[begin Supplied records]
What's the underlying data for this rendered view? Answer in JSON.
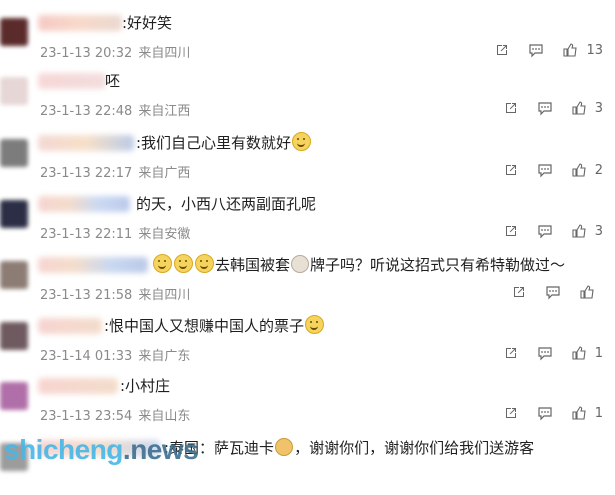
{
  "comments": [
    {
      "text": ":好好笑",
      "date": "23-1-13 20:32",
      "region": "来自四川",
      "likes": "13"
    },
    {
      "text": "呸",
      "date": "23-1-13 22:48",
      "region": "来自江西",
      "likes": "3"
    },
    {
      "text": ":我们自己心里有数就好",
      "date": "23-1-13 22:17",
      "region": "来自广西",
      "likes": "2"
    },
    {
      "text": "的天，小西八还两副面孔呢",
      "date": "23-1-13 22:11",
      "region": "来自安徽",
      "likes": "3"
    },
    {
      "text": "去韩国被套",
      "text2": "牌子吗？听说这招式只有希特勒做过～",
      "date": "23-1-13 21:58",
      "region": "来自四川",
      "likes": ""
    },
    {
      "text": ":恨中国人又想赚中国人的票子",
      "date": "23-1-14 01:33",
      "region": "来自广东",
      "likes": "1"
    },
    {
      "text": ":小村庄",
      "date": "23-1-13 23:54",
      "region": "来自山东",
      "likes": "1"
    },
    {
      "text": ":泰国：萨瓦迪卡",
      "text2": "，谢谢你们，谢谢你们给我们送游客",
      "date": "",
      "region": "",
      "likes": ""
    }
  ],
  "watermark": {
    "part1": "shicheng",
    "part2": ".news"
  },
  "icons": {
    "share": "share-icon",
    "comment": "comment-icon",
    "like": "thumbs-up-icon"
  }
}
[end Supplied records]
[begin Supplied records]
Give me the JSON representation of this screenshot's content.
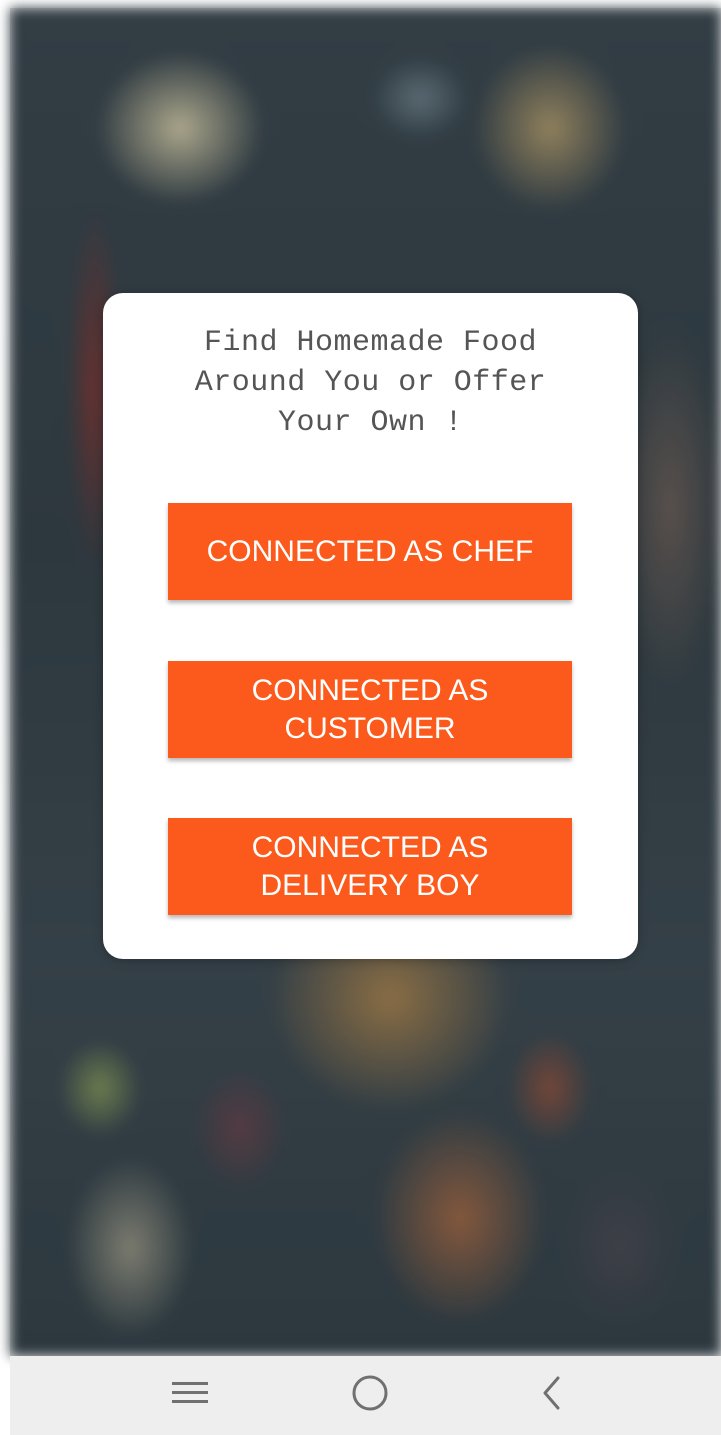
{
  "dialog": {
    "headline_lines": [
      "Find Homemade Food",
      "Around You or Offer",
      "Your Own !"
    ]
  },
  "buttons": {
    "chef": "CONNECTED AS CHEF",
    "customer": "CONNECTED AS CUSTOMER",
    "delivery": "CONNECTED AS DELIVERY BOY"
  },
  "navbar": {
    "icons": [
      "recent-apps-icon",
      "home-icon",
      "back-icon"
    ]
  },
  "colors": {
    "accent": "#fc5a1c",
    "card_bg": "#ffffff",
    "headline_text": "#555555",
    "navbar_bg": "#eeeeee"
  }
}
[end Supplied records]
Identify all lines in the records above with the word "region".

      "region": "来自四川",
      "region": "来自江西",
      "region": "来自广西",
      "region": "来自安徽",
      "region": "来自四川",
      "region": "来自广东",
      "region": "来自山东",
      "region": "",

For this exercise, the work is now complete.